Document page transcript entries
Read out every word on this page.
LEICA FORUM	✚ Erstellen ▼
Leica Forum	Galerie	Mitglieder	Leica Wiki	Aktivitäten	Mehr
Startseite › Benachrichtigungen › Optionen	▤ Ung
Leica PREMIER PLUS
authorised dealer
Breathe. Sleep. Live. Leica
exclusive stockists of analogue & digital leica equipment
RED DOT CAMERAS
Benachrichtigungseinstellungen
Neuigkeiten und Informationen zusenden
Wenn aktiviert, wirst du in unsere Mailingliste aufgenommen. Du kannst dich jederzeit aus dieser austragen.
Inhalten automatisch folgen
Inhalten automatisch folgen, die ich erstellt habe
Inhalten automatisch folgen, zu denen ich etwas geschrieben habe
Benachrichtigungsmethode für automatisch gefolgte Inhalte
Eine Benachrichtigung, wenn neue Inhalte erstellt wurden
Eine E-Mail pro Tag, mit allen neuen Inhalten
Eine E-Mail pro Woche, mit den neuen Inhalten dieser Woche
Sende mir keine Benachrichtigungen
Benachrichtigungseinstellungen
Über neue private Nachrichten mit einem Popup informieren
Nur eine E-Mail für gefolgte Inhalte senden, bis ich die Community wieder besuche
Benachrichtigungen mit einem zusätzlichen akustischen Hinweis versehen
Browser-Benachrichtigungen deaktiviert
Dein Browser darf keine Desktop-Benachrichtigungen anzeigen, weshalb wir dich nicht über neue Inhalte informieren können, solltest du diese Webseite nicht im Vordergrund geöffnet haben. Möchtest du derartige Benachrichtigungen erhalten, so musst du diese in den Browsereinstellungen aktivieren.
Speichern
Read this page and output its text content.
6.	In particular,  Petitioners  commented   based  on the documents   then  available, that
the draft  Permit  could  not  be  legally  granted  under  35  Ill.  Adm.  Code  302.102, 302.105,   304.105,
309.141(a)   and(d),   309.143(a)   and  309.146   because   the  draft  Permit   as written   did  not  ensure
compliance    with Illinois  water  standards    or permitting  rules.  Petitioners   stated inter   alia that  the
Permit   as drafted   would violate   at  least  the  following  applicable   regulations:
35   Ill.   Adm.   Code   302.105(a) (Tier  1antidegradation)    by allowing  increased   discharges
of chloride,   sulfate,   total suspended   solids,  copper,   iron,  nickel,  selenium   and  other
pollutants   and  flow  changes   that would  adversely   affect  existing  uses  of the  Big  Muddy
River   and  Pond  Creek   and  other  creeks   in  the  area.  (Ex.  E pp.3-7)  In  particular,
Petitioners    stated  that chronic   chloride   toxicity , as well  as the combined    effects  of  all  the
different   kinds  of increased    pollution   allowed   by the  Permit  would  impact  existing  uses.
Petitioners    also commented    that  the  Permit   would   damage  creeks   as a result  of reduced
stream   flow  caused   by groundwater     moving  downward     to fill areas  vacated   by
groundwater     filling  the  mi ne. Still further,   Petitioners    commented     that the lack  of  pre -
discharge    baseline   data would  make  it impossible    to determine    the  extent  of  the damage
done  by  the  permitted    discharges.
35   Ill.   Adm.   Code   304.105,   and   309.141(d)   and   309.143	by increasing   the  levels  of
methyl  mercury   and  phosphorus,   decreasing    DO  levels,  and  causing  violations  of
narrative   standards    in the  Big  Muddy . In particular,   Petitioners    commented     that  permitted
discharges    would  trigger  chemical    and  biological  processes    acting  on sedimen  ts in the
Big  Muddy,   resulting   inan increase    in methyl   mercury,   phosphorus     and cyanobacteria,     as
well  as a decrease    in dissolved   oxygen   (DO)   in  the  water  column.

Problem to solve:
Could you return every line from the entries above in which the string "automatisch" occurs?

Result of this task:
Inhalten automatisch folgen
Inhalten automatisch folgen, die ich erstellt habe
Inhalten automatisch folgen, zu denen ich etwas geschrieben habe
Benachrichtigungsmethode für automatisch gefolgte Inhalte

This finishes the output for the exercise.